- **TO DO**:
1 - Collect every row below that contains the string "left", and treat uppercase and lowercase as different.
2 - Extend the text on the Italian Silver Medal of Military Valor beyond its final sentence.

- **PAGE TEXT**:
The Silver Medal of Military Valor () is an Italian medal for gallantry.

Italian medals for valor were first  instituted by Victor Amadeus III of Sardinia on 21 May 1793, with a gold medal, and, below it, a silver medal. These were intended for junior officers or common soldiers who had distinguished themselves in combat.

These medals fell into disuse during the period of Napoleonic domination. They were reinstated on 1 April 1815, by Victor Emmanuel I of Sardinia, who, however, abolished them only a few months later, on 4 August 1815, replacing them with the Military Order of Savoy (l'Ordine militare di Savoia), now known as the Military Order of Italy.

However, in 1833, Charles Albert of Sardinia, recognizing that the Military Order was too exclusive in that it could only be awarded to persons of high rank, re-instituted the medals for valor (gold and silver) as awards for noble acts performed by soldiers in both war and peace.

According to royal decree no. 753 of 24 May 1915, the number of times one individual could receive a medal for valor (both silver and gold) was limited to three, after which a promotion was foreseen. This limit was abolished with royal decree no. 975 of 15 June 1922.

During World War I, the medal was awarded to military personnel, units above the level of company and civilians for exceptional valor in the face of the enemy.

During World War I, the medal was given out some 38,614 times for individual acts of heroism (compared to 368 Gold Medals and 60,244 Bronze medals).

Thus, the Italian Silver Medal for Military Valor is equivalent in frequency and prestige to the British Military Cross, which was awarded some 40,253 times during World War I.

- **RECORD EXTRACTS**:
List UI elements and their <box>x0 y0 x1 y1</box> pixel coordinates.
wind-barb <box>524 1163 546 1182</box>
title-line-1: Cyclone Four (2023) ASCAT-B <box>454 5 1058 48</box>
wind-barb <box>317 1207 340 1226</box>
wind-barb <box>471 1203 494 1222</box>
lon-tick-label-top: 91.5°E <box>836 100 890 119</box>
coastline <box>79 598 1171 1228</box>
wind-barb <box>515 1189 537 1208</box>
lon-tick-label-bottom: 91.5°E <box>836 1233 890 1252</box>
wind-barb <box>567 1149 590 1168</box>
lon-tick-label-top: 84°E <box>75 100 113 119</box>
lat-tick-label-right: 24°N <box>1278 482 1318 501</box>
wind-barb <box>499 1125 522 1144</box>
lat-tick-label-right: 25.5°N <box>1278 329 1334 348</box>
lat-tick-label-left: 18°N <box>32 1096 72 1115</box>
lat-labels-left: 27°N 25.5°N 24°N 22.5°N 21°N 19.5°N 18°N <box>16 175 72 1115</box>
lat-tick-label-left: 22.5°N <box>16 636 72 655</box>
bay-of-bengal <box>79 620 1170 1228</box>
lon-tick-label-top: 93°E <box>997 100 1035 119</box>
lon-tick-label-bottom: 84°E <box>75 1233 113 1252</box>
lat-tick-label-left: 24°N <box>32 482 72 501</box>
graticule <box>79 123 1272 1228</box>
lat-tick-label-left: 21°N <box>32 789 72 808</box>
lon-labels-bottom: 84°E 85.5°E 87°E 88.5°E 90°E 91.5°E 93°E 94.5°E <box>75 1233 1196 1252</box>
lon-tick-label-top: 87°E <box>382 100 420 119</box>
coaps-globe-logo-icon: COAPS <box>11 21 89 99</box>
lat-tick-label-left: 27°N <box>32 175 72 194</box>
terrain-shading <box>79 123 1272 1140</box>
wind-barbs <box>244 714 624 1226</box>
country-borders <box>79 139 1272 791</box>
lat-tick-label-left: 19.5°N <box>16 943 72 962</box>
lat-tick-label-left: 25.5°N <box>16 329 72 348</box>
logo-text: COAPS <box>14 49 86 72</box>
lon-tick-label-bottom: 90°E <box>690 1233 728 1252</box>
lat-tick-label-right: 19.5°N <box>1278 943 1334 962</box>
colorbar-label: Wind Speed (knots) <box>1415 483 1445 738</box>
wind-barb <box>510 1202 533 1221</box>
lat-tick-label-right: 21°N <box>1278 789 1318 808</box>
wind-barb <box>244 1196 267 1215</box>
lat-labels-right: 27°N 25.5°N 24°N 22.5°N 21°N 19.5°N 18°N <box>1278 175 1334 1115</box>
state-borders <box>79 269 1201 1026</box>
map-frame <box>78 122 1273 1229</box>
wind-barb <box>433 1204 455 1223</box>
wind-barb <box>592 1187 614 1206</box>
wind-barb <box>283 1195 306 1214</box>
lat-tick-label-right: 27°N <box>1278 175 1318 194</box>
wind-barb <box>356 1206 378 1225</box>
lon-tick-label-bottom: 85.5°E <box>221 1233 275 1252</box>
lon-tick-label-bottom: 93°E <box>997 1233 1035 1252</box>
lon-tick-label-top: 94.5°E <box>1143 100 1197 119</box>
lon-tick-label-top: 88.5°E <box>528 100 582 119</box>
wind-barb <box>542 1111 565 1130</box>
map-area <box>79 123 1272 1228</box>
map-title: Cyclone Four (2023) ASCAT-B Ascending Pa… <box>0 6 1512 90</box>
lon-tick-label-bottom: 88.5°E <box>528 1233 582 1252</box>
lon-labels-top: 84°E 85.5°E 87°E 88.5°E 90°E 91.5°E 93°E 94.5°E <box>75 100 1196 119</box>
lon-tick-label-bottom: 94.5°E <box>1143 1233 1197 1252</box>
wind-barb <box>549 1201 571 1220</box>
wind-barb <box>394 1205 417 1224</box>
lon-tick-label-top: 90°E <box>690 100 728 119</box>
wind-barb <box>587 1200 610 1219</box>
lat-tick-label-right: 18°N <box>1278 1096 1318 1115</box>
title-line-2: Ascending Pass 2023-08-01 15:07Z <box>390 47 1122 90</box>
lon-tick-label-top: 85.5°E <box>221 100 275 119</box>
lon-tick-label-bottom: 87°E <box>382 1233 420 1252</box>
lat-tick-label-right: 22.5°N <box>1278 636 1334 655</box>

- **RESULTS BY TASK**:
1 -
lat-tick-label-left: 18°N <box>32 1096 72 1115</box>
lat-labels-left: 27°N 25.5°N 24°N 22.5°N 21°N 19.5°N 18°N <box>16 175 72 1115</box>
lat-tick-label-left: 22.5°N <box>16 636 72 655</box>
lat-tick-label-left: 24°N <box>32 482 72 501</box>
lat-tick-label-left: 21°N <box>32 789 72 808</box>
lat-tick-label-left: 27°N <box>32 175 72 194</box>
lat-tick-label-left: 19.5°N <box>16 943 72 962</box>
lat-tick-label-left: 25.5°N <box>16 329 72 348</box>

2 -
The Silver Medal for Military Valor is still awarded by the Italian state, and it, along with the Gold and Bronze medals for Military Valor as well as the "Croce di Guerra al Valor Militare" (War Cross of Military Valor - which can only be awarded in time of war) is established by the Royal Decree of 4 November 1932, in which the purpose of these medals is defined as "To distinguish and publicly honor the authors of heroic military acts, even ones performed in time of peace, provided that the exploit is closely connected with the purposes for which the Armed Forces are constituted, whatever may be the condition or quality of the author."

Notable recipients

Italo Balbo
William George Barker VC
Nicola Bellomo (twice)
Alfred-Ingemar Berndt
Aaron Bradshaw Jr.
Carlo Emanuele Buscaglia
Federico Cafiero
Mark W. Clark
Gino De Giorgi (twice)
Ludovico De Filippi
George Dey
Arturo Ferrarin
Alfred Gause
Joachim Helbig
Ernest Hemingway
Sir William Holmes
Hans Kroh

Hans-Joachim Marseille
Mario Masciulli 
Walther Nehring
Erwin Rommel
Hans-Ulrich Rudel
Hippolyte De La Rue
Emanuele Ruspoli
Nazario Sauro
Achille Starace
Johannes Streich
 Walkiria Terradura
Attilio Teruzzi
Edmond Thieffry
Cervi Brothers
Hans von Luck
Guido Jung
Vincenzo Maturo
Ada Gobetti
Armando Diaz
Alfonso Dato

See also
 Medal of Military Valor
 Gold Medal of Military Valor
 Bronze Medal of Military Valor
Italian medals 1860-today (Italian Wikipedia) 
 List of military decorations

References 

Military awards and decorations of Italy
Courage awards

ca:Medalla al Valor Militar (Itàlia)
fr:Médaille de la valeur militaire (Italie)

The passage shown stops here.